_Passage provided_.
My biggest rule for me when it comes to safety issues for my kids is that I want to know I did everything in my power to keep them safe should anything bad happen. My immediate two thoughts when reading this is that I would never want to see any other children injured in a vehicle I was riding in, but also that the safety of my children would be put at risk with other acting as projectiles. As a mother I'm totally not okay with this, and I wouldn't care what anyone thought about me when it comes to that.
I know the family politics can get in the way when you are living so close and must depend on thier vehicle at some times, but still not good enough for me in terms of safety. I would definitely stay home.


----------



## philomom (Sep 12, 2004)

Quote:


Originally Posted by *WindyCityMom* 
Yeah. They think I'm an overzealous overprotective mother. Where they were born, there are no passenger restraint laws for anyone.

Yes, but folks drove slower then. My mom says she always drove 30 around town in the 1960's ... and most other folks did, too.


----------



## WindyCityMom (Aug 17, 2009)

Thanks. I'm just going to stay home. I guess it shouldn't matter what they think of me- I need to do what I have to do to protect my kids. I just hate being made feel like I'm batty or something for wanting my kids to be safe.

philomom- I meant that in their native country, there are no laws about it. Even currently.


----------



## shanniesue2 (Jul 4, 2007)

No, I wouldn't. And I have turned down giving a ride in the past b/c of it.

_Given data_.

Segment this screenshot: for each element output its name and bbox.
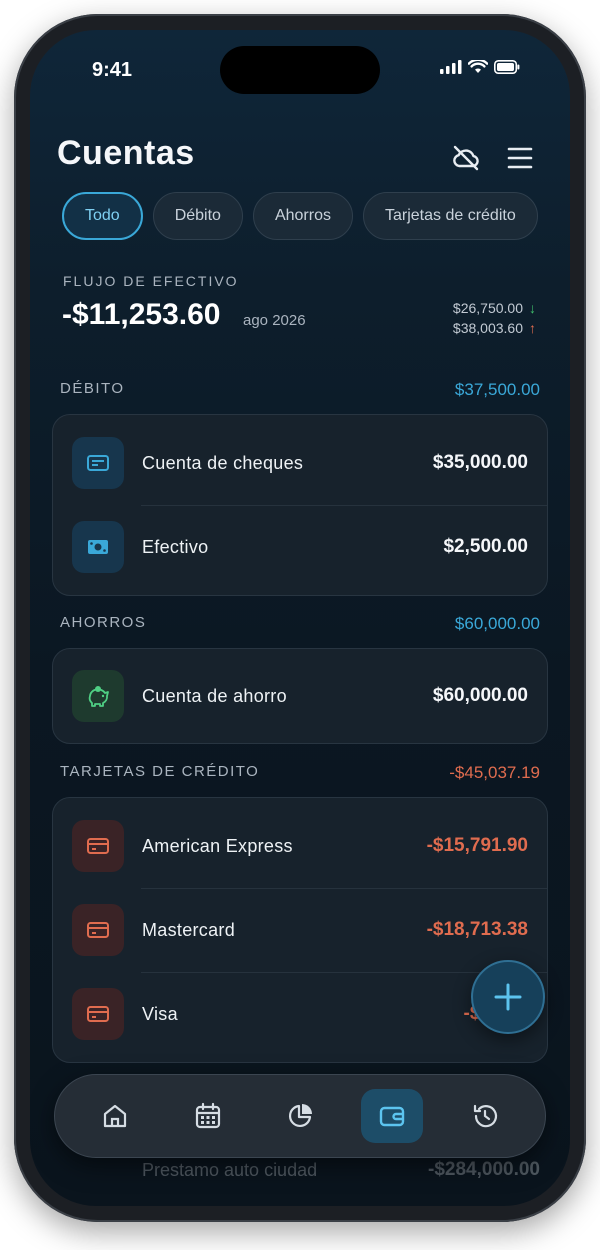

_Short problem_. Can you carry on the forum thread about children's car safety from its last post? The listing isn't needed for this.

_Exercise answer_.
There was a lady that I worked with and she had 3 young children (all under 5-- one of them only a year old). She asked for a ride home and if I could stop so she could get her kids on the way home. My first question was if she had car seats for them. And she didn't. So I told her no, that I was not willing to risk driving young children who weren't properly restrain. Then it occurred to me, and I added that I didn't even have enough seatbelts to fit 4 extra people in my car (I own a vibe, 5 seatbelts to 6 people and 4 of those people needing car seats... no way no how).

She was nice enough about when we were talking, but she walked away quickly. And when it was time to go home, I saw her crying by the front door. I'm not really sure how she managed to get home and I feel badly that I wasn't able to be more helpful, but Iif I'm driving, I just am not willing to put people (children or otherwise) at such high risk of severe injury or death by allowing them to ride unrestrained. I think that a person's life is worth some temporarily hurt feelings. And I don't say that lightly b/c I am pretty passive when it comes to any kind of confrontation.


----------



## lifeguard (May 12, 2008)

Where does your dh stand on this. It really should be him that brings this up with his family.

I watched something once about an accident where there were 5 people in a vehicle, one unrestrained. In this particular accident the unrestrained person flying around ended up being the cause of death for 3 of the other people!

Stay home. Hopefully they'll get the message & smarten up.


----------



## JoyofBirth (Mar 16, 2004)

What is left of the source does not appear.